▶ _RAW DATA_:

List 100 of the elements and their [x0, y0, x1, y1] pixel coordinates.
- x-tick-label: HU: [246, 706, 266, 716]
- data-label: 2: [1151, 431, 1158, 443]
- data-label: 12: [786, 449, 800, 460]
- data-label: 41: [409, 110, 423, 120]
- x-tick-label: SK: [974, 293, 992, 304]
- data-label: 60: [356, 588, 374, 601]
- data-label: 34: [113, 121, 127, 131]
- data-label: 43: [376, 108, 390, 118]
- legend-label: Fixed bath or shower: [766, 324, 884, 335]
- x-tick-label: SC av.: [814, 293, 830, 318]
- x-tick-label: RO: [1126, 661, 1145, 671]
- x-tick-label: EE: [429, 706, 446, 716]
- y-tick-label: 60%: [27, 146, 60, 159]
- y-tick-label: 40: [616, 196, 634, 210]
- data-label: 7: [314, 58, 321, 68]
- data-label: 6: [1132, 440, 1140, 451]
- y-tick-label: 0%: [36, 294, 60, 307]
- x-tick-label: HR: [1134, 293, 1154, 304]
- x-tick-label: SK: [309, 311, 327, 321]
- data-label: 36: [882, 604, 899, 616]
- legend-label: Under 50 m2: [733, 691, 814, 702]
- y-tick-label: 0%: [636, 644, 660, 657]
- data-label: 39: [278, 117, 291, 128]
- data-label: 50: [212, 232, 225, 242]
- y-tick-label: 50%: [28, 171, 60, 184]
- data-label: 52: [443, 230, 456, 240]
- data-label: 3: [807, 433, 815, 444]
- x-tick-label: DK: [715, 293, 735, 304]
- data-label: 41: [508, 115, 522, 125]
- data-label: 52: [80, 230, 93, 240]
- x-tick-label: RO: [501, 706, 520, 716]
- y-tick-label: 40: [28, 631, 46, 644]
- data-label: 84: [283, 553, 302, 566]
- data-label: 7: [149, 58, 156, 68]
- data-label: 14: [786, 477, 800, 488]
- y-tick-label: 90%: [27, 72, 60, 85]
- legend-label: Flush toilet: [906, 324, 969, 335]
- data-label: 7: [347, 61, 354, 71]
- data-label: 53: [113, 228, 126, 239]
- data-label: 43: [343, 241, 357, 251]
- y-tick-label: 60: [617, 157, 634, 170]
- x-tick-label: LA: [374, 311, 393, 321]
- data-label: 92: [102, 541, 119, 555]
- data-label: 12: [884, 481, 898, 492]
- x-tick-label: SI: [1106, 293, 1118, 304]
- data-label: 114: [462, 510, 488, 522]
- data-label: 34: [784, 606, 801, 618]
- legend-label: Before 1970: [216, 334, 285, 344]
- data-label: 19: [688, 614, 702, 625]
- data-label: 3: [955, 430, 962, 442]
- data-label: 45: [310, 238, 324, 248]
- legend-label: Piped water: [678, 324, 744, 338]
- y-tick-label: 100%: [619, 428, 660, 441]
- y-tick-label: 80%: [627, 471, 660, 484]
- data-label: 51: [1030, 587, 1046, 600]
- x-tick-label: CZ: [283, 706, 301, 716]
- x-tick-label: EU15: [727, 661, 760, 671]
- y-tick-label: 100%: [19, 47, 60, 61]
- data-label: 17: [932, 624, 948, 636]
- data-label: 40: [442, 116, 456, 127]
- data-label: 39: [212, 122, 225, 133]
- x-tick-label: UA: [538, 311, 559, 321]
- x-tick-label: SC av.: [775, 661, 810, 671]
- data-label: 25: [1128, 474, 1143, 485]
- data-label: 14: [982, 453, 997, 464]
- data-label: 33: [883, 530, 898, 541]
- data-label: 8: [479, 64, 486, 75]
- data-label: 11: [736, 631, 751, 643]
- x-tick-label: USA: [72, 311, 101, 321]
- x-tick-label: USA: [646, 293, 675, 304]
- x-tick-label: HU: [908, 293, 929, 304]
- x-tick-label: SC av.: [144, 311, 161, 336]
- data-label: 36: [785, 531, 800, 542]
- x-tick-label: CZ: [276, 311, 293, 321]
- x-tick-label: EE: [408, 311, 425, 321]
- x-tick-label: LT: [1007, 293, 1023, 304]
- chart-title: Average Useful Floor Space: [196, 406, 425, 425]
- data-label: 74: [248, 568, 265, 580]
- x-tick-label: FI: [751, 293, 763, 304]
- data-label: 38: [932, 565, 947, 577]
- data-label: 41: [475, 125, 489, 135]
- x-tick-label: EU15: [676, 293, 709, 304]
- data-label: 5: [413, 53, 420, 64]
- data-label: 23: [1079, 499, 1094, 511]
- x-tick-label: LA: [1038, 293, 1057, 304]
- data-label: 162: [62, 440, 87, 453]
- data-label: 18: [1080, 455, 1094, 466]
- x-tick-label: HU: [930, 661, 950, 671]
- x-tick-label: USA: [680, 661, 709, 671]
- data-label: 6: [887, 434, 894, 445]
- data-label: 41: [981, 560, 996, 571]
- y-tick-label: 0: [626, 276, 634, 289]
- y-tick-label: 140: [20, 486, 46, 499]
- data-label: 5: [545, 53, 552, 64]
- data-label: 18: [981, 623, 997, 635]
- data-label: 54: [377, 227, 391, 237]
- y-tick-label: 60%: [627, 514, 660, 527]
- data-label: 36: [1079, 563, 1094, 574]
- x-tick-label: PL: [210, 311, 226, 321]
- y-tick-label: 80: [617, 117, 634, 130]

▶ _WHAT IS NEEDED_: Retype every line of the records above with no changes.

▶ _SOLUTION TO THIS TASK_:
List 100 of the elements and their [x0, y0, x1, y1] pixel coordinates.
- x-tick-label: HU: [246, 706, 266, 716]
- data-label: 2: [1151, 431, 1158, 443]
- data-label: 12: [786, 449, 800, 460]
- data-label: 41: [409, 110, 423, 120]
- x-tick-label: SK: [974, 293, 992, 304]
- data-label: 60: [356, 588, 374, 601]
- data-label: 34: [113, 121, 127, 131]
- data-label: 43: [376, 108, 390, 118]
- legend-label: Fixed bath or shower: [766, 324, 884, 335]
- x-tick-label: SC av.: [814, 293, 830, 318]
- x-tick-label: RO: [1126, 661, 1145, 671]
- x-tick-label: EE: [429, 706, 446, 716]
- y-tick-label: 60%: [27, 146, 60, 159]
- y-tick-label: 40: [616, 196, 634, 210]
- data-label: 7: [314, 58, 321, 68]
- data-label: 6: [1132, 440, 1140, 451]
- y-tick-label: 0%: [36, 294, 60, 307]
- x-tick-label: HR: [1134, 293, 1154, 304]
- x-tick-label: SK: [309, 311, 327, 321]
- data-label: 36: [882, 604, 899, 616]
- legend-label: Under 50 m2: [733, 691, 814, 702]
- y-tick-label: 0%: [636, 644, 660, 657]
- data-label: 39: [278, 117, 291, 128]
- data-label: 50: [212, 232, 225, 242]
- y-tick-label: 50%: [28, 171, 60, 184]
- data-label: 52: [443, 230, 456, 240]
- data-label: 3: [807, 433, 815, 444]
- x-tick-label: DK: [715, 293, 735, 304]
- data-label: 41: [508, 115, 522, 125]
- data-label: 52: [80, 230, 93, 240]
- x-tick-label: RO: [501, 706, 520, 716]
- y-tick-label: 40: [28, 631, 46, 644]
- data-label: 84: [283, 553, 302, 566]
- data-label: 7: [149, 58, 156, 68]
- data-label: 14: [786, 477, 800, 488]
- y-tick-label: 90%: [27, 72, 60, 85]
- legend-label: Flush toilet: [906, 324, 969, 335]
- data-label: 7: [347, 61, 354, 71]
- data-label: 53: [113, 228, 126, 239]
- data-label: 43: [343, 241, 357, 251]
- y-tick-label: 60: [617, 157, 634, 170]
- x-tick-label: LA: [374, 311, 393, 321]
- data-label: 92: [102, 541, 119, 555]
- data-label: 12: [884, 481, 898, 492]
- x-tick-label: SI: [1106, 293, 1118, 304]
- data-label: 114: [462, 510, 488, 522]
- data-label: 34: [784, 606, 801, 618]
- legend-label: Before 1970: [216, 334, 285, 344]
- data-label: 19: [688, 614, 702, 625]
- data-label: 3: [955, 430, 962, 442]
- data-label: 45: [310, 238, 324, 248]
- legend-label: Piped water: [678, 324, 744, 338]
- y-tick-label: 100%: [619, 428, 660, 441]
- y-tick-label: 80%: [627, 471, 660, 484]
- data-label: 51: [1030, 587, 1046, 600]
- x-tick-label: CZ: [283, 706, 301, 716]
- x-tick-label: EU15: [727, 661, 760, 671]
- y-tick-label: 100%: [19, 47, 60, 61]
- data-label: 17: [932, 624, 948, 636]
- data-label: 40: [442, 116, 456, 127]
- data-label: 39: [212, 122, 225, 133]
- x-tick-label: UA: [538, 311, 559, 321]
- x-tick-label: SC av.: [775, 661, 810, 671]
- data-label: 25: [1128, 474, 1143, 485]
- data-label: 14: [982, 453, 997, 464]
- data-label: 33: [883, 530, 898, 541]
- data-label: 8: [479, 64, 486, 75]
- data-label: 11: [736, 631, 751, 643]
- x-tick-label: USA: [72, 311, 101, 321]
- x-tick-label: USA: [646, 293, 675, 304]
- x-tick-label: HU: [908, 293, 929, 304]
- x-tick-label: SC av.: [144, 311, 161, 336]
- data-label: 36: [785, 531, 800, 542]
- x-tick-label: CZ: [276, 311, 293, 321]
- x-tick-label: EE: [408, 311, 425, 321]
- x-tick-label: LT: [1007, 293, 1023, 304]
- chart-title: Average Useful Floor Space: [196, 406, 425, 425]
- data-label: 74: [248, 568, 265, 580]
- x-tick-label: FI: [751, 293, 763, 304]
- data-label: 38: [932, 565, 947, 577]
- data-label: 41: [475, 125, 489, 135]
- x-tick-label: EU15: [676, 293, 709, 304]
- data-label: 5: [413, 53, 420, 64]
- data-label: 23: [1079, 499, 1094, 511]
- x-tick-label: LA: [1038, 293, 1057, 304]
- data-label: 162: [62, 440, 87, 453]
- data-label: 18: [1080, 455, 1094, 466]
- x-tick-label: HU: [930, 661, 950, 671]
- x-tick-label: USA: [680, 661, 709, 671]
- data-label: 6: [887, 434, 894, 445]
- data-label: 41: [981, 560, 996, 571]
- y-tick-label: 0: [626, 276, 634, 289]
- y-tick-label: 140: [20, 486, 46, 499]
- data-label: 5: [545, 53, 552, 64]
- data-label: 18: [981, 623, 997, 635]
- data-label: 54: [377, 227, 391, 237]
- y-tick-label: 60%: [627, 514, 660, 527]
- data-label: 36: [1079, 563, 1094, 574]
- x-tick-label: PL: [210, 311, 226, 321]
- y-tick-label: 80: [617, 117, 634, 130]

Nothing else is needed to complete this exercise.